**Requirements**:
The listing below is the input. Say how many of its lines contain "structure", giving the number alone.
━━━━
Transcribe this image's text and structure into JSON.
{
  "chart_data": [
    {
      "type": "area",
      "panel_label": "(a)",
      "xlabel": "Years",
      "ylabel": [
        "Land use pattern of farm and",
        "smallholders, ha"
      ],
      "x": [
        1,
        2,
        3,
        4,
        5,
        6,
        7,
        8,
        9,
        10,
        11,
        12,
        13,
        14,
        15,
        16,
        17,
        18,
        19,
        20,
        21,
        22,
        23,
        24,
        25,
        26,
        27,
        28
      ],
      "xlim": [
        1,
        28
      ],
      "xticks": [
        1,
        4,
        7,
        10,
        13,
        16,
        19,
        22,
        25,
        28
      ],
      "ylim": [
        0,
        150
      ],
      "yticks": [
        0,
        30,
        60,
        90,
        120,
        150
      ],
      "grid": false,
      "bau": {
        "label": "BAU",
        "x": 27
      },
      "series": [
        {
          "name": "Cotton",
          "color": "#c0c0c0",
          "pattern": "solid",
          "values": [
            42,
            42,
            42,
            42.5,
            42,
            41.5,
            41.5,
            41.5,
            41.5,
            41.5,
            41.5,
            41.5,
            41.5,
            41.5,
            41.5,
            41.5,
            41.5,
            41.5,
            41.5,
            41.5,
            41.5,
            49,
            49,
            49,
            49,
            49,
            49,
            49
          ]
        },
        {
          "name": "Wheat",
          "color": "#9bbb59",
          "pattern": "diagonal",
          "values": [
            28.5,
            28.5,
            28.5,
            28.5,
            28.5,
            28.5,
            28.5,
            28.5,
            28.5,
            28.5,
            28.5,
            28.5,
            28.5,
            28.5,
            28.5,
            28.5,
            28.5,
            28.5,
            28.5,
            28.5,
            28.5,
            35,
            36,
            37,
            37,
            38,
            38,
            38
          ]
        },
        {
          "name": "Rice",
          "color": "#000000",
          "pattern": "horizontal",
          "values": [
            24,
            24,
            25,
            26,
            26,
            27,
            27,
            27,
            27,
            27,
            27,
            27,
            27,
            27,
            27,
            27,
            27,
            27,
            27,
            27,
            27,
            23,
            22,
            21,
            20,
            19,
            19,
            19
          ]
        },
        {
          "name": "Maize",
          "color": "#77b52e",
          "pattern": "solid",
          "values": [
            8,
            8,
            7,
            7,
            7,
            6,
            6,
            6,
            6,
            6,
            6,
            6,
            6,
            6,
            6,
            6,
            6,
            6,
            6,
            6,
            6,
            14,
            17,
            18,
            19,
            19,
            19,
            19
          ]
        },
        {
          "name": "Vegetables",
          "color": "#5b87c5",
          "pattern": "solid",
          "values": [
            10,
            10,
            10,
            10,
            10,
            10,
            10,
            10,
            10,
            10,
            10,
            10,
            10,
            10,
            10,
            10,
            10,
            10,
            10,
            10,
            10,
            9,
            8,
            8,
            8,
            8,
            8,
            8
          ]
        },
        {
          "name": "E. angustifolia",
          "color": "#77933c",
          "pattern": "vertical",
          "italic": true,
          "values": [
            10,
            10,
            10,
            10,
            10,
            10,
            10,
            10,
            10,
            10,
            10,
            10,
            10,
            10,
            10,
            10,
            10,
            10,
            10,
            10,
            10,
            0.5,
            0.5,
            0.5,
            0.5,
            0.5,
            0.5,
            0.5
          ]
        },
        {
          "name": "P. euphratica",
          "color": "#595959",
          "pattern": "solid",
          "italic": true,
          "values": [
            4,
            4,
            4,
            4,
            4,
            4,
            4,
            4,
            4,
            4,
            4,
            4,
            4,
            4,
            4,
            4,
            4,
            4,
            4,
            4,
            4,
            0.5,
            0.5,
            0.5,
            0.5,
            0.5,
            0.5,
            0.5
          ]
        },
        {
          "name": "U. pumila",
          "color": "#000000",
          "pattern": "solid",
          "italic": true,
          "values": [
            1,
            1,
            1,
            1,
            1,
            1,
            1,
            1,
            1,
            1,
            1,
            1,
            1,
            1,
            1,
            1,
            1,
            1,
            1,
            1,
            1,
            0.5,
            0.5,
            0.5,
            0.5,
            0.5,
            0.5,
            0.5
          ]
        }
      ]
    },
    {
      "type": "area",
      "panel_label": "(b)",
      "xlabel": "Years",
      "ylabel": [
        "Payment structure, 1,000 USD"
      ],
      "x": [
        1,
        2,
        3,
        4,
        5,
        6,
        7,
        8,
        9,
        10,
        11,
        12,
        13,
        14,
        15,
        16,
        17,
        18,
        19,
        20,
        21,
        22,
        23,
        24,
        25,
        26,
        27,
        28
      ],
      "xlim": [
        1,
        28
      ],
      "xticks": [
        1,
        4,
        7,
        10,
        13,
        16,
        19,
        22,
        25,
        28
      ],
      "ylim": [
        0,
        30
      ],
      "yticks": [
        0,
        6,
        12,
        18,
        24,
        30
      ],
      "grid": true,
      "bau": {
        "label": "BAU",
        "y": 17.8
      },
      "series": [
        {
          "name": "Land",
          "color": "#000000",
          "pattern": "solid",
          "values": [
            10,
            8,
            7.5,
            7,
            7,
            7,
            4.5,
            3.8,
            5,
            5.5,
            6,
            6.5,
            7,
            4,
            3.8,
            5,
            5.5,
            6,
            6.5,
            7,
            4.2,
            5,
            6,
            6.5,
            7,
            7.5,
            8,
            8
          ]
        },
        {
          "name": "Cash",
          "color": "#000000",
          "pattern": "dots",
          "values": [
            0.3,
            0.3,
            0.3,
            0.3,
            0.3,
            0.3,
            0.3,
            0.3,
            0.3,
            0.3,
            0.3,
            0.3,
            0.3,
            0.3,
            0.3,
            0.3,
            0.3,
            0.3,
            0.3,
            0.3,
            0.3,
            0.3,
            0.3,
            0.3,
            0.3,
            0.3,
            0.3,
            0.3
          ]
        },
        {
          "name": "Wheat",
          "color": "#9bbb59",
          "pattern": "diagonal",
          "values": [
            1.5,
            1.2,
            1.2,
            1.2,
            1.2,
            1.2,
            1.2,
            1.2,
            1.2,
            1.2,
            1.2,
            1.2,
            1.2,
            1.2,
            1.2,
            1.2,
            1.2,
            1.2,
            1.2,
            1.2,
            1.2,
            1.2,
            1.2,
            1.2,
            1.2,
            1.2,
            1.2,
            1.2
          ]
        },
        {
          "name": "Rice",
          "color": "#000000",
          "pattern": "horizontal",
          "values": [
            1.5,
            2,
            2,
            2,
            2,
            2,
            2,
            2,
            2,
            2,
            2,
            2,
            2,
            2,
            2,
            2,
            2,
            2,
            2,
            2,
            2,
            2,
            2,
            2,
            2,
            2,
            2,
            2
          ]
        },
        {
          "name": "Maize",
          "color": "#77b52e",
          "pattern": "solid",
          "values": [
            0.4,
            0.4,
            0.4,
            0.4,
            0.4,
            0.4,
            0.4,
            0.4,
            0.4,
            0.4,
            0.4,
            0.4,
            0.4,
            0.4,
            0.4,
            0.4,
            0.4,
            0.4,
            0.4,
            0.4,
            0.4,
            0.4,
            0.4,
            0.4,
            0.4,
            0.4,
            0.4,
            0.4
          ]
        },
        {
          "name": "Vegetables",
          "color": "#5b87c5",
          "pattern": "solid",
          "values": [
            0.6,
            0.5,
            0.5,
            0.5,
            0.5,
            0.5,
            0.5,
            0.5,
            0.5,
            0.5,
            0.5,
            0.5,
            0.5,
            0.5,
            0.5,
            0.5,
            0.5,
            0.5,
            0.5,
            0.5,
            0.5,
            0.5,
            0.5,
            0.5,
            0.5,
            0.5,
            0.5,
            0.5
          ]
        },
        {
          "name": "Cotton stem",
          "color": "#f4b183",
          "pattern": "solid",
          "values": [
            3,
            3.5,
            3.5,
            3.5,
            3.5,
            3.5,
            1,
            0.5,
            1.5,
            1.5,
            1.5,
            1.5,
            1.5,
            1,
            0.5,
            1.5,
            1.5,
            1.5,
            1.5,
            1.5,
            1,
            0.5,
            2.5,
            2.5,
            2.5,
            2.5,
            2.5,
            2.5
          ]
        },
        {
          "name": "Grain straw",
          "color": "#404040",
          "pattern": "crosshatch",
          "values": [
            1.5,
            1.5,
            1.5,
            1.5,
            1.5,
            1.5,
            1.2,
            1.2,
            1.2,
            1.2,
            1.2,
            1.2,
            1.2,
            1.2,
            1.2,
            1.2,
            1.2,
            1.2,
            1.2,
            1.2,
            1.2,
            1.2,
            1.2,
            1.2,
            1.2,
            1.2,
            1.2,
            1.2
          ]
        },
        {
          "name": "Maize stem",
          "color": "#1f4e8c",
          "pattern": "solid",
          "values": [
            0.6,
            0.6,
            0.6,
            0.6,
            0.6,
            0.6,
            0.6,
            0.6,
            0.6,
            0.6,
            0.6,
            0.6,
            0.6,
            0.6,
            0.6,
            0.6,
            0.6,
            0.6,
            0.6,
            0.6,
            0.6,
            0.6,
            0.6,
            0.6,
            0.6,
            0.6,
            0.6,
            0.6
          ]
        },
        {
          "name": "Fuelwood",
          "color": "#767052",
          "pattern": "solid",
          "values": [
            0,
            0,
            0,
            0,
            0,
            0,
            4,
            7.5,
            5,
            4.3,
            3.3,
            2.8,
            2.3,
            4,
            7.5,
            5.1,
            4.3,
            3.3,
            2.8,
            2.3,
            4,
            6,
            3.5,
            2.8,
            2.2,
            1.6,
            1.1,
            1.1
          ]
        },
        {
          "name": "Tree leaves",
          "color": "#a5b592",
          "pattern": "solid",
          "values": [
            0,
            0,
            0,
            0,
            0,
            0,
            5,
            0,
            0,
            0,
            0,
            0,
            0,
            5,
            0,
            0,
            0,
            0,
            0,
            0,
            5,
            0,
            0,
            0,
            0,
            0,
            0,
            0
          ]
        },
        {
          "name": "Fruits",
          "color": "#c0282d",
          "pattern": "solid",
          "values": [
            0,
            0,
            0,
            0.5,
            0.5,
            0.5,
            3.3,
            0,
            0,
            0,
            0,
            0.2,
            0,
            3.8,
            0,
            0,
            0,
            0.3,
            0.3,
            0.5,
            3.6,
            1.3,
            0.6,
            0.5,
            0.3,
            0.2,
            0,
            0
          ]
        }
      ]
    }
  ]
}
━━━━
**The completed task**:
2